------ LISTED ENTRIES ------

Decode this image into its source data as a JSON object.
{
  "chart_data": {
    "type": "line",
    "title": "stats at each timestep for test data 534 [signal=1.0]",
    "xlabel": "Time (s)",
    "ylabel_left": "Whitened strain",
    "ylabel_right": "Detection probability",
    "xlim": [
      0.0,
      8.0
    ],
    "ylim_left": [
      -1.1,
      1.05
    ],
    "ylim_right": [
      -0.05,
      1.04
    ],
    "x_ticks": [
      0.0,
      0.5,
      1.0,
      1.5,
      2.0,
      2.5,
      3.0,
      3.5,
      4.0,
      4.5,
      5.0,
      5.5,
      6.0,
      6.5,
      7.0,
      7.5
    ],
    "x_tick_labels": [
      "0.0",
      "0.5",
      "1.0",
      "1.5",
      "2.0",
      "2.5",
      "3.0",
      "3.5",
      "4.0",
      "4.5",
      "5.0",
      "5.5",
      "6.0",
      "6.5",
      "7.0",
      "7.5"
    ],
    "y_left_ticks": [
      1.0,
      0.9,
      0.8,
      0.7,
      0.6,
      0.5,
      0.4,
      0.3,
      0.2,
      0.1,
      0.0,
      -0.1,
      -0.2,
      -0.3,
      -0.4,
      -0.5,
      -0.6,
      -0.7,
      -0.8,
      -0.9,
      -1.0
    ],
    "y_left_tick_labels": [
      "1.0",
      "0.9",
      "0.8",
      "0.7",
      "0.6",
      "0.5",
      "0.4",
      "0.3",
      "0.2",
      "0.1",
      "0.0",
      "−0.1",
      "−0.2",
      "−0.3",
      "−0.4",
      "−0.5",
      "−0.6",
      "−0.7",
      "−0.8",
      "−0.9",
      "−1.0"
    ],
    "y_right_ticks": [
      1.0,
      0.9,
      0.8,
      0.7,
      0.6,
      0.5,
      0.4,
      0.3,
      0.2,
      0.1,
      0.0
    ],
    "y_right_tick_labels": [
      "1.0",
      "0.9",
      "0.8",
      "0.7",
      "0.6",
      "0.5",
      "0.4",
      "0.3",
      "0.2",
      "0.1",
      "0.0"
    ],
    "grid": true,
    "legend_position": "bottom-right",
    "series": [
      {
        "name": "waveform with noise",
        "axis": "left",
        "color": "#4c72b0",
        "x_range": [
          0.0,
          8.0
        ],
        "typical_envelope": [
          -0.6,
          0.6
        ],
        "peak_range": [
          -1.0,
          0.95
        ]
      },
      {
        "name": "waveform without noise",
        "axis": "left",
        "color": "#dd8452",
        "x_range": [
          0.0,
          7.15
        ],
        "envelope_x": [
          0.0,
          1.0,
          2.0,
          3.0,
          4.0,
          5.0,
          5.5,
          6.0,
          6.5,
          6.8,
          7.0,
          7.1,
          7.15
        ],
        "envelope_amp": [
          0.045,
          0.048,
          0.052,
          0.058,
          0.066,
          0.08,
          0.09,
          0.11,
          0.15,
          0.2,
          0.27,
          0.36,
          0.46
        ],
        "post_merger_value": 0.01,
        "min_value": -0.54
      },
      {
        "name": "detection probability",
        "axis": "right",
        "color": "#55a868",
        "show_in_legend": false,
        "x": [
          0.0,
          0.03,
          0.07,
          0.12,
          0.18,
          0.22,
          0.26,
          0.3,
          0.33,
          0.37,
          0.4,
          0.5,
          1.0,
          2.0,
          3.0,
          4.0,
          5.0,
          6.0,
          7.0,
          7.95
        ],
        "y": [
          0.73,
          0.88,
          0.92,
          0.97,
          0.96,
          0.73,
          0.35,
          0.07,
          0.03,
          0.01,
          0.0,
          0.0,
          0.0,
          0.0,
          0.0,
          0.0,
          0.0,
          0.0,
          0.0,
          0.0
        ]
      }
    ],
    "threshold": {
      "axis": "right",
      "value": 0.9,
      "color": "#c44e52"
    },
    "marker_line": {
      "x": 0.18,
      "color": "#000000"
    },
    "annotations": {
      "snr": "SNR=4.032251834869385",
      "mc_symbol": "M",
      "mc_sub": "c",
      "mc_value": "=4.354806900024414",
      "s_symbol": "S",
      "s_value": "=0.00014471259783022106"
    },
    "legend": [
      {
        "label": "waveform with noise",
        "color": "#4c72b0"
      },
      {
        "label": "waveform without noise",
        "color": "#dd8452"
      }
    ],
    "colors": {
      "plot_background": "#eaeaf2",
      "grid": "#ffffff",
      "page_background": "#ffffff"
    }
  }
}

------

- _INSTRUCTIONS FOR THE TASK_: Repeat the lines above exactly.

- _THE ANSWER_:
Decode this image into its source data as a JSON object.
{
  "chart_data": {
    "type": "line",
    "title": "stats at each timestep for test data 534 [signal=1.0]",
    "xlabel": "Time (s)",
    "ylabel_left": "Whitened strain",
    "ylabel_right": "Detection probability",
    "xlim": [
      0.0,
      8.0
    ],
    "ylim_left": [
      -1.1,
      1.05
    ],
    "ylim_right": [
      -0.05,
      1.04
    ],
    "x_ticks": [
      0.0,
      0.5,
      1.0,
      1.5,
      2.0,
      2.5,
      3.0,
      3.5,
      4.0,
      4.5,
      5.0,
      5.5,
      6.0,
      6.5,
      7.0,
      7.5
    ],
    "x_tick_labels": [
      "0.0",
      "0.5",
      "1.0",
      "1.5",
      "2.0",
      "2.5",
      "3.0",
      "3.5",
      "4.0",
      "4.5",
      "5.0",
      "5.5",
      "6.0",
      "6.5",
      "7.0",
      "7.5"
    ],
    "y_left_ticks": [
      1.0,
      0.9,
      0.8,
      0.7,
      0.6,
      0.5,
      0.4,
      0.3,
      0.2,
      0.1,
      0.0,
      -0.1,
      -0.2,
      -0.3,
      -0.4,
      -0.5,
      -0.6,
      -0.7,
      -0.8,
      -0.9,
      -1.0
    ],
    "y_left_tick_labels": [
      "1.0",
      "0.9",
      "0.8",
      "0.7",
      "0.6",
      "0.5",
      "0.4",
      "0.3",
      "0.2",
      "0.1",
      "0.0",
      "−0.1",
      "−0.2",
      "−0.3",
      "−0.4",
      "−0.5",
      "−0.6",
      "−0.7",
      "−0.8",
      "−0.9",
      "−1.0"
    ],
    "y_right_ticks": [
      1.0,
      0.9,
      0.8,
      0.7,
      0.6,
      0.5,
      0.4,
      0.3,
      0.2,
      0.1,
      0.0
    ],
    "y_right_tick_labels": [
      "1.0",
      "0.9",
      "0.8",
      "0.7",
      "0.6",
      "0.5",
      "0.4",
      "0.3",
      "0.2",
      "0.1",
      "0.0"
    ],
    "grid": true,
    "legend_position": "bottom-right",
    "series": [
      {
        "name": "waveform with noise",
        "axis": "left",
        "color": "#4c72b0",
        "x_range": [
          0.0,
          8.0
        ],
        "typical_envelope": [
          -0.6,
          0.6
        ],
        "peak_range": [
          -1.0,
          0.95
        ]
      },
      {
        "name": "waveform without noise",
        "axis": "left",
        "color": "#dd8452",
        "x_range": [
          0.0,
          7.15
        ],
        "envelope_x": [
          0.0,
          1.0,
          2.0,
          3.0,
          4.0,
          5.0,
          5.5,
          6.0,
          6.5,
          6.8,
          7.0,
          7.1,
          7.15
        ],
        "envelope_amp": [
          0.045,
          0.048,
          0.052,
          0.058,
          0.066,
          0.08,
          0.09,
          0.11,
          0.15,
          0.2,
          0.27,
          0.36,
          0.46
        ],
        "post_merger_value": 0.01,
        "min_value": -0.54
      },
      {
        "name": "detection probability",
        "axis": "right",
        "color": "#55a868",
        "show_in_legend": false,
        "x": [
          0.0,
          0.03,
          0.07,
          0.12,
          0.18,
          0.22,
          0.26,
          0.3,
          0.33,
          0.37,
          0.4,
          0.5,
          1.0,
          2.0,
          3.0,
          4.0,
          5.0,
          6.0,
          7.0,
          7.95
        ],
        "y": [
          0.73,
          0.88,
          0.92,
          0.97,
          0.96,
          0.73,
          0.35,
          0.07,
          0.03,
          0.01,
          0.0,
          0.0,
          0.0,
          0.0,
          0.0,
          0.0,
          0.0,
          0.0,
          0.0,
          0.0
        ]
      }
    ],
    "threshold": {
      "axis": "right",
      "value": 0.9,
      "color": "#c44e52"
    },
    "marker_line": {
      "x": 0.18,
      "color": "#000000"
    },
    "annotations": {
      "snr": "SNR=4.032251834869385",
      "mc_symbol": "M",
      "mc_sub": "c",
      "mc_value": "=4.354806900024414",
      "s_symbol": "S",
      "s_value": "=0.00014471259783022106"
    },
    "legend": [
      {
        "label": "waveform with noise",
        "color": "#4c72b0"
      },
      {
        "label": "waveform without noise",
        "color": "#dd8452"
      }
    ],
    "colors": {
      "plot_background": "#eaeaf2",
      "grid": "#ffffff",
      "page_background": "#ffffff"
    }
  }
}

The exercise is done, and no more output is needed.